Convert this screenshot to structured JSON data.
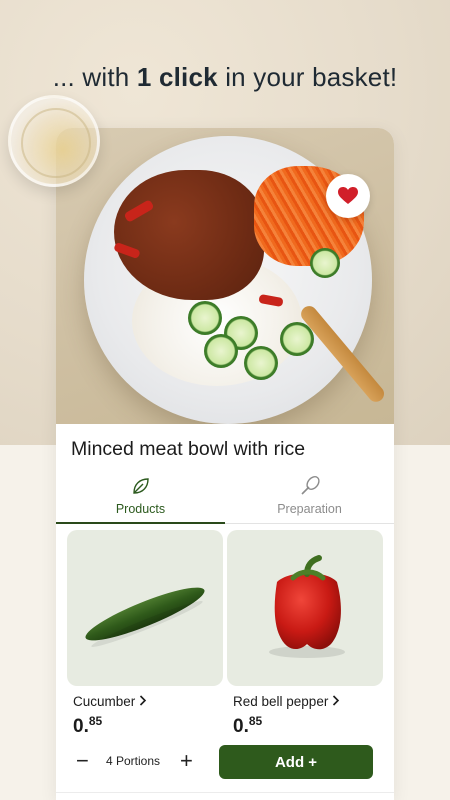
{
  "headline": {
    "prefix": "... with ",
    "emphasis": "1 click",
    "suffix": " in your basket!"
  },
  "hero": {
    "favorite_icon": "heart-icon",
    "favorite_color": "#d11f2a"
  },
  "recipe": {
    "title": "Minced meat bowl with rice"
  },
  "tabs": [
    {
      "label": "Products",
      "icon": "leaf-icon",
      "active": true
    },
    {
      "label": "Preparation",
      "icon": "whisk-icon",
      "active": false
    }
  ],
  "products": [
    {
      "name": "Cucumber",
      "price_main": "0.",
      "price_cents": "85"
    },
    {
      "name": "Red bell pepper",
      "price_main": "0.",
      "price_cents": "85"
    }
  ],
  "stepper": {
    "minus": "−",
    "portions": "4 Portions",
    "plus": "+"
  },
  "add_button": {
    "label": "Add +"
  },
  "colors": {
    "accent": "#2e5a1c",
    "tab_active": "#2c5a1e",
    "tab_inactive": "#8c8c8c"
  }
}
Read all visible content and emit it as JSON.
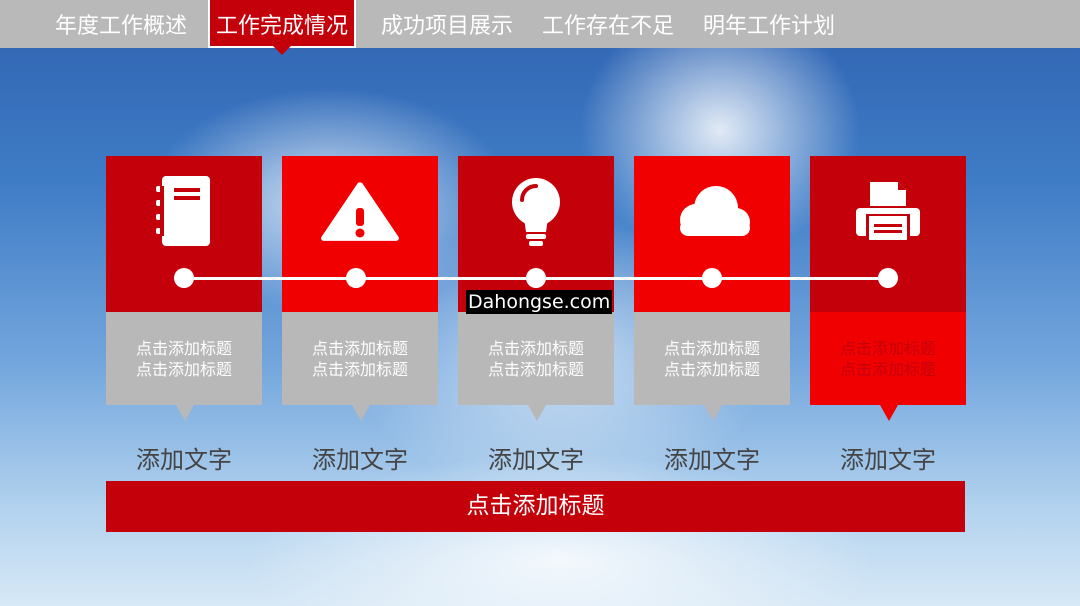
{
  "nav": {
    "items": [
      "年度工作概述",
      "工作完成情况",
      "成功项目展示",
      "工作存在不足",
      "明年工作计划"
    ],
    "active_index": 1
  },
  "cards": [
    {
      "icon": "document-icon",
      "title_line1": "点击添加标题",
      "title_line2": "点击添加标题",
      "caption": "添加文字"
    },
    {
      "icon": "warning-icon",
      "title_line1": "点击添加标题",
      "title_line2": "点击添加标题",
      "caption": "添加文字"
    },
    {
      "icon": "lightbulb-icon",
      "title_line1": "点击添加标题",
      "title_line2": "点击添加标题",
      "caption": "添加文字"
    },
    {
      "icon": "cloud-icon",
      "title_line1": "点击添加标题",
      "title_line2": "点击添加标题",
      "caption": "添加文字"
    },
    {
      "icon": "printer-icon",
      "title_line1": "点击添加标题",
      "title_line2": "点击添加标题",
      "caption": "添加文字"
    }
  ],
  "bottom_bar": {
    "label": "点击添加标题"
  },
  "watermark": "Dahongse.com",
  "colors": {
    "dark_red": "#c4000b",
    "bright_red": "#f00000",
    "gray": "#b8b8b8",
    "nav_bg": "#b9b9b9"
  }
}
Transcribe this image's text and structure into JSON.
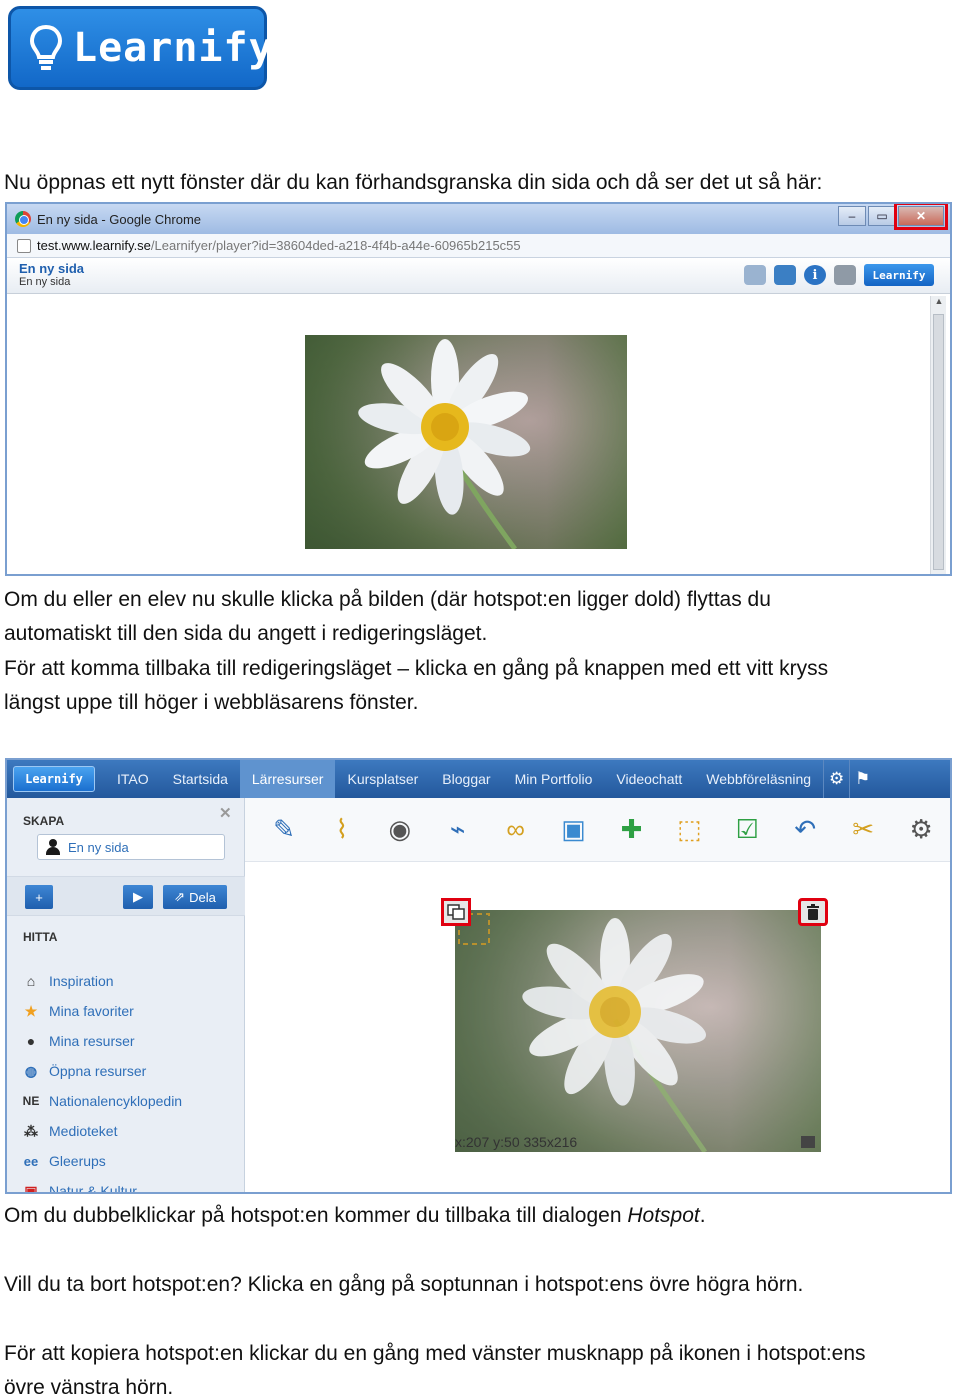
{
  "logo": {
    "text": "Learnify"
  },
  "paragraphs": {
    "p1": "Nu öppnas ett nytt fönster där du kan förhandsgranska din sida och då ser det ut så här:",
    "p2a": "Om du eller en elev nu skulle klicka på bilden (där hotspot:en ligger dold) flyttas du",
    "p2b": "automatiskt till den sida du angett i redigeringsläget.",
    "p3a": "För att komma tillbaka till redigeringsläget – klicka en gång på knappen med ett vitt kryss",
    "p3b": "längst uppe till höger i webbläsarens fönster.",
    "p4_pre": "Om du dubbelklickar på hotspot:en kommer du tillbaka till dialogen ",
    "p4_em": "Hotspot",
    "p4_post": ".",
    "p5": "Vill du ta bort hotspot:en? Klicka en gång på soptunnan i hotspot:ens övre högra hörn.",
    "p6a": "För att kopiera hotspot:en klickar du en gång med vänster musknapp på ikonen i hotspot:ens",
    "p6b": "övre vänstra hörn."
  },
  "browser": {
    "title": "En ny sida - Google Chrome",
    "url_host": "test.www.learnify.se",
    "url_rest": "/Learnifyer/player?id=38604ded-a218-4f4b-a44e-60965b215c55",
    "page_title": "En ny sida",
    "page_subtitle": "En ny sida",
    "brand_button": "Learnify",
    "info_glyph": "i"
  },
  "app": {
    "brand": "Learnify",
    "nav": [
      "ITAO",
      "Startsida",
      "Lärresurser",
      "Kursplatser",
      "Bloggar",
      "Min Portfolio",
      "Videochatt",
      "Webbföreläsning"
    ],
    "active_nav_index": 2,
    "skapa_label": "SKAPA",
    "new_page": "En ny sida",
    "add_label": "+",
    "play_label": "▶",
    "share_label": "Dela",
    "hitta_label": "HITTA",
    "side_items": [
      {
        "icon": "home-icon",
        "glyph": "⌂",
        "label": "Inspiration"
      },
      {
        "icon": "star-icon",
        "glyph": "★",
        "label": "Mina favoriter"
      },
      {
        "icon": "person-icon",
        "glyph": "●",
        "label": "Mina resurser"
      },
      {
        "icon": "globe-icon",
        "glyph": "◍",
        "label": "Öppna resurser"
      },
      {
        "icon": "ne-icon",
        "glyph": "NE",
        "label": "Nationalencyklopedin"
      },
      {
        "icon": "network-icon",
        "glyph": "⁂",
        "label": "Medioteket"
      },
      {
        "icon": "gleerups-icon",
        "glyph": "ee",
        "label": "Gleerups"
      },
      {
        "icon": "nk-icon",
        "glyph": "▣",
        "label": "Natur & Kultur"
      }
    ],
    "coords": "x:207 y:50 335x216"
  },
  "colors": {
    "accent": "#2f6fb8",
    "highlight": "#e00010",
    "nav_bg": "#2a63a8"
  }
}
==========
- [Task prompt] Copy the listing exactly. Any image in it stays out of the copy.

- [Response to this task]
Convert this screenshot to structured JSON data.
{
  "headline": {
    "prefix": "... with ",
    "emphasis": "1 click",
    "suffix": " in your basket!"
  },
  "hero": {
    "favorite_icon": "heart-icon",
    "favorite_color": "#d11f2a"
  },
  "recipe": {
    "title": "Minced meat bowl with rice"
  },
  "tabs": [
    {
      "label": "Products",
      "icon": "leaf-icon",
      "active": true
    },
    {
      "label": "Preparation",
      "icon": "whisk-icon",
      "active": false
    }
  ],
  "products": [
    {
      "name": "Cucumber",
      "price_main": "0.",
      "price_cents": "85"
    },
    {
      "name": "Red bell pepper",
      "price_main": "0.",
      "price_cents": "85"
    }
  ],
  "stepper": {
    "minus": "−",
    "portions": "4 Portions",
    "plus": "+"
  },
  "add_button": {
    "label": "Add +"
  },
  "colors": {
    "accent": "#2e5a1c",
    "tab_active": "#2c5a1e",
    "tab_inactive": "#8c8c8c"
  }
}
Read all visible content and emit it as JSON.
{
  "nav": {
    "items": [
      "年度工作概述",
      "工作完成情况",
      "成功项目展示",
      "工作存在不足",
      "明年工作计划"
    ],
    "active_index": 1
  },
  "cards": [
    {
      "icon": "document-icon",
      "title_line1": "点击添加标题",
      "title_line2": "点击添加标题",
      "caption": "添加文字"
    },
    {
      "icon": "warning-icon",
      "title_line1": "点击添加标题",
      "title_line2": "点击添加标题",
      "caption": "添加文字"
    },
    {
      "icon": "lightbulb-icon",
      "title_line1": "点击添加标题",
      "title_line2": "点击添加标题",
      "caption": "添加文字"
    },
    {
      "icon": "cloud-icon",
      "title_line1": "点击添加标题",
      "title_line2": "点击添加标题",
      "caption": "添加文字"
    },
    {
      "icon": "printer-icon",
      "title_line1": "点击添加标题",
      "title_line2": "点击添加标题",
      "caption": "添加文字"
    }
  ],
  "bottom_bar": {
    "label": "点击添加标题"
  },
  "watermark": "Dahongse.com",
  "colors": {
    "dark_red": "#c4000b",
    "bright_red": "#f00000",
    "gray": "#b8b8b8",
    "nav_bg": "#b9b9b9"
  }
}
Transcribe this image's text and structure into JSON.
{
  "logo": {
    "text": "Learnify"
  },
  "paragraphs": {
    "p1": "Nu öppnas ett nytt fönster där du kan förhandsgranska din sida och då ser det ut så här:",
    "p2a": "Om du eller en elev nu skulle klicka på bilden (där hotspot:en ligger dold) flyttas du",
    "p2b": "automatiskt till den sida du angett i redigeringsläget.",
    "p3a": "För att komma tillbaka till redigeringsläget – klicka en gång på knappen med ett vitt kryss",
    "p3b": "längst uppe till höger i webbläsarens fönster.",
    "p4_pre": "Om du dubbelklickar på hotspot:en kommer du tillbaka till dialogen ",
    "p4_em": "Hotspot",
    "p4_post": ".",
    "p5": "Vill du ta bort hotspot:en? Klicka en gång på soptunnan i hotspot:ens övre högra hörn.",
    "p6a": "För att kopiera hotspot:en klickar du en gång med vänster musknapp på ikonen i hotspot:ens",
    "p6b": "övre vänstra hörn."
  },
  "browser": {
    "title": "En ny sida - Google Chrome",
    "url_host": "test.www.learnify.se",
    "url_rest": "/Learnifyer/player?id=38604ded-a218-4f4b-a44e-60965b215c55",
    "page_title": "En ny sida",
    "page_subtitle": "En ny sida",
    "brand_button": "Learnify",
    "info_glyph": "i"
  },
  "app": {
    "brand": "Learnify",
    "nav": [
      "ITAO",
      "Startsida",
      "Lärresurser",
      "Kursplatser",
      "Bloggar",
      "Min Portfolio",
      "Videochatt",
      "Webbföreläsning"
    ],
    "active_nav_index": 2,
    "skapa_label": "SKAPA",
    "new_page": "En ny sida",
    "add_label": "+",
    "play_label": "▶",
    "share_label": "Dela",
    "hitta_label": "HITTA",
    "side_items": [
      {
        "icon": "home-icon",
        "glyph": "⌂",
        "label": "Inspiration"
      },
      {
        "icon": "star-icon",
        "glyph": "★",
        "label": "Mina favoriter"
      },
      {
        "icon": "person-icon",
        "glyph": "●",
        "label": "Mina resurser"
      },
      {
        "icon": "globe-icon",
        "glyph": "◍",
        "label": "Öppna resurser"
      },
      {
        "icon": "ne-icon",
        "glyph": "NE",
        "label": "Nationalencyklopedin"
      },
      {
        "icon": "network-icon",
        "glyph": "⁂",
        "label": "Medioteket"
      },
      {
        "icon": "gleerups-icon",
        "glyph": "ee",
        "label": "Gleerups"
      },
      {
        "icon": "nk-icon",
        "glyph": "▣",
        "label": "Natur & Kultur"
      }
    ],
    "coords": "x:207 y:50 335x216"
  },
  "colors": {
    "accent": "#2f6fb8",
    "highlight": "#e00010",
    "nav_bg": "#2a63a8"
  }
}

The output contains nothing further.